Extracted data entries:
■ ■ ■ ■ ■ ■ ■

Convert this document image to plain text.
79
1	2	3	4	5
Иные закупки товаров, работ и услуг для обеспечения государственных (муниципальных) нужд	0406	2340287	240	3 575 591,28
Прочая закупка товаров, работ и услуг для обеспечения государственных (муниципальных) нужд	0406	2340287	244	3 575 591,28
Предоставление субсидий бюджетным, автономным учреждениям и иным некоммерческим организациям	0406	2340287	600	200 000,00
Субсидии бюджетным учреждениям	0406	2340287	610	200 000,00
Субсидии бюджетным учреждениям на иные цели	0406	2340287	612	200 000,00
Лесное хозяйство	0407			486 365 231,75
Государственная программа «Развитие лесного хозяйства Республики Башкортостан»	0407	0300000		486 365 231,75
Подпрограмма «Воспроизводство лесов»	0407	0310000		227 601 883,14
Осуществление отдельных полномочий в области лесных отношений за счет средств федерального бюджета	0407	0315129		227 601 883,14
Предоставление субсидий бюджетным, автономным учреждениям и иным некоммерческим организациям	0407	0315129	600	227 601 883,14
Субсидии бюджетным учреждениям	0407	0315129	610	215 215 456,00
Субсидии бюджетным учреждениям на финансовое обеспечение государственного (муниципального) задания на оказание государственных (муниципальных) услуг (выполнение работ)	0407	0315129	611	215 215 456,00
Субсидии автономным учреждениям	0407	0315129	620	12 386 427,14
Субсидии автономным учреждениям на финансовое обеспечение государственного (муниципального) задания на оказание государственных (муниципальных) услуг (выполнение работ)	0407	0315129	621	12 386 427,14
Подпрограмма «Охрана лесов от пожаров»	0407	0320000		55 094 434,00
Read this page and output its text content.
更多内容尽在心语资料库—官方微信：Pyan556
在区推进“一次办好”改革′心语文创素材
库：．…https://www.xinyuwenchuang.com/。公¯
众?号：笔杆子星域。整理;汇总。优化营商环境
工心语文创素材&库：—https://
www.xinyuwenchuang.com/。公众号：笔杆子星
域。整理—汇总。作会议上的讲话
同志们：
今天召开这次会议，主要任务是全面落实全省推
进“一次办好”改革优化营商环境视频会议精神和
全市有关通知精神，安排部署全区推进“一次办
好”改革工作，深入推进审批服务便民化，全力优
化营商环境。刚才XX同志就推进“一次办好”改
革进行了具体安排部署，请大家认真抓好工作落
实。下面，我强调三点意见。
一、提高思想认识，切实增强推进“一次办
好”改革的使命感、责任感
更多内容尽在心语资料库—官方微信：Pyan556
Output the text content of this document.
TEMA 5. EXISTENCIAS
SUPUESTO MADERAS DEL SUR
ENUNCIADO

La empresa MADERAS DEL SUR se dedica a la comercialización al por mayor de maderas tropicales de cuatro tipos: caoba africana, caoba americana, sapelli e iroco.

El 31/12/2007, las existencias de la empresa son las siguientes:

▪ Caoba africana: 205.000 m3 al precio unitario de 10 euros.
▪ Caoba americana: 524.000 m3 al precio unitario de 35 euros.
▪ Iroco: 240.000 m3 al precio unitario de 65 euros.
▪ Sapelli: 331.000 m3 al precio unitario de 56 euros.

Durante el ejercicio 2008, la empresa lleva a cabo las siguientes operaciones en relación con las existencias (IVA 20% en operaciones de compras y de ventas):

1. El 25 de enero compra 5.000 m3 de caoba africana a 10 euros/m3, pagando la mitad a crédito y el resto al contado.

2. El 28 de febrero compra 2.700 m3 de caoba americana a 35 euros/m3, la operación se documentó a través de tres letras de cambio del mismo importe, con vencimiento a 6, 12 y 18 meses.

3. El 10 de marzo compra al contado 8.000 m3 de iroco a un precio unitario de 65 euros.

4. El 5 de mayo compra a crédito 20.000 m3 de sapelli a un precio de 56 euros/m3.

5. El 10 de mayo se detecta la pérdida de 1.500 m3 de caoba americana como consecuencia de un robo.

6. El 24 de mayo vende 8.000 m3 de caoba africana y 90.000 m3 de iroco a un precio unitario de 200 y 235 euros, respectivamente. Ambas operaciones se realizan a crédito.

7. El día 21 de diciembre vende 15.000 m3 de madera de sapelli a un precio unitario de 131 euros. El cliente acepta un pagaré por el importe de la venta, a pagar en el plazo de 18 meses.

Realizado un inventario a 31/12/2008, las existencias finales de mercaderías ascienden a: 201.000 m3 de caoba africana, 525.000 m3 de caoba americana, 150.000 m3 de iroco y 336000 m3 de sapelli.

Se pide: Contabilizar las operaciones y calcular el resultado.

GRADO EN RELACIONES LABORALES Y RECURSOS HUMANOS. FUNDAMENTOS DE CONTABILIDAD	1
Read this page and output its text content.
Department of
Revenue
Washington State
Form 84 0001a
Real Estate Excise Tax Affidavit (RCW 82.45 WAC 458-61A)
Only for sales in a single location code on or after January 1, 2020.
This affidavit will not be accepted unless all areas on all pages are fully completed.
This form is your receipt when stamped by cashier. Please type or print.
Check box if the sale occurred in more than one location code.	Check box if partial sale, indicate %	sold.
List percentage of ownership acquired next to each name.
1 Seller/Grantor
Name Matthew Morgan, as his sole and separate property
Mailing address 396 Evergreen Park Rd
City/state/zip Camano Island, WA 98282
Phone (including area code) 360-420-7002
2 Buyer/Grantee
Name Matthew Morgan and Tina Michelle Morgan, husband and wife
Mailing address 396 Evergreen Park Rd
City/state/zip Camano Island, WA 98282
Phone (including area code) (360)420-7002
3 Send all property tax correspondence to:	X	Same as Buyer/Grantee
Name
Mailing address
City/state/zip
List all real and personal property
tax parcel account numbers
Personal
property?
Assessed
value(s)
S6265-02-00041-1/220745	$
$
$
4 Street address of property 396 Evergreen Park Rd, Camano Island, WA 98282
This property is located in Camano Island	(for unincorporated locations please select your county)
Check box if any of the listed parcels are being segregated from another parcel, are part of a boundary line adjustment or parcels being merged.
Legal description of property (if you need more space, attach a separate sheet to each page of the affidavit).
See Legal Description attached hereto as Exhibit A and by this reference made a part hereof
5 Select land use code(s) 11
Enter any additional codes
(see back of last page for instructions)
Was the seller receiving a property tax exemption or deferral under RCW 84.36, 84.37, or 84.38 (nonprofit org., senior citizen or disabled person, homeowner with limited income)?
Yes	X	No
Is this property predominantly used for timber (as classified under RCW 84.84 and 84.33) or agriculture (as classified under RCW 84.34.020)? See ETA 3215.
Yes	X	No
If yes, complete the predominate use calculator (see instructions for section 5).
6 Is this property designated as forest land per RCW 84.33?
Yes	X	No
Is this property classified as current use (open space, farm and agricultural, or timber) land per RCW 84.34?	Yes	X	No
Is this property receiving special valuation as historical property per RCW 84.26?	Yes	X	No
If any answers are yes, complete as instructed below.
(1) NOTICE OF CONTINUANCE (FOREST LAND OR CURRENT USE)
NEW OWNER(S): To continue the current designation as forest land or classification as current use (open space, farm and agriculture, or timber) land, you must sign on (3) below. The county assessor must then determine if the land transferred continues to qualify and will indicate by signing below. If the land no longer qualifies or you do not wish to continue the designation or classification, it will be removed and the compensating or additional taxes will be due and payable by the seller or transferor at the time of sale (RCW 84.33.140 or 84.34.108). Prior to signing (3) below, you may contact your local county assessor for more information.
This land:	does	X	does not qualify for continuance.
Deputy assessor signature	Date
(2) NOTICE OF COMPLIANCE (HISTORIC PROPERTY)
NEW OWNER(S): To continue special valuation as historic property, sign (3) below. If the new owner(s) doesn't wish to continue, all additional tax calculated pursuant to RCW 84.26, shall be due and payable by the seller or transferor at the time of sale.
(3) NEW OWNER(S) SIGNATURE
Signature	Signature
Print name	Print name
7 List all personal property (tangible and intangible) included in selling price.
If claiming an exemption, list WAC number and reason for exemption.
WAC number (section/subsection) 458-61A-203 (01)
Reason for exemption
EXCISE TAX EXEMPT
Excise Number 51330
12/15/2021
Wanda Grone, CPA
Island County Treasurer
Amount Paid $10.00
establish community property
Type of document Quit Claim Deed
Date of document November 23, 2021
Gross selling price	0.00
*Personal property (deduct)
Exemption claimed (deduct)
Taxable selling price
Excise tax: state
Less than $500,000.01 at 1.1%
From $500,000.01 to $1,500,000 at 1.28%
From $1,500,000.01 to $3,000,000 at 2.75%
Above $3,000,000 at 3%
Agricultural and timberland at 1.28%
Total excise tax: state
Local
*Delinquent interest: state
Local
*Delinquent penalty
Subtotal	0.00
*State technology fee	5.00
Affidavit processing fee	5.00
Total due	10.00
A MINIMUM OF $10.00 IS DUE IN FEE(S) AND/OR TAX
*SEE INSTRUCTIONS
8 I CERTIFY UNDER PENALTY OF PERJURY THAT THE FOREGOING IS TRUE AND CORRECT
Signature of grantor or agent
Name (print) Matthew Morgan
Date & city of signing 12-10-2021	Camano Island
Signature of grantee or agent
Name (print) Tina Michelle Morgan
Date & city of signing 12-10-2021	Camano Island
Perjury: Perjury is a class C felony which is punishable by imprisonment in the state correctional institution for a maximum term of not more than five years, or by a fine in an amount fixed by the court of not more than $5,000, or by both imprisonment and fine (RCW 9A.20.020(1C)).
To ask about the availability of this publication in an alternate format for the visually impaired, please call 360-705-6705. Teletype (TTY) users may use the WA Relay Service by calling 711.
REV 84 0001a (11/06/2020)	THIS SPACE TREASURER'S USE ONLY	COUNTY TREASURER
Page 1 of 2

■ ■ ■ ■ ■ ■ ■

Select all lines in the listing above where the word "text" appears, and show them.

Convert this document image to plain text.
Read this page and output its text content.
Output the text content of this document.
Read this page and output its text content.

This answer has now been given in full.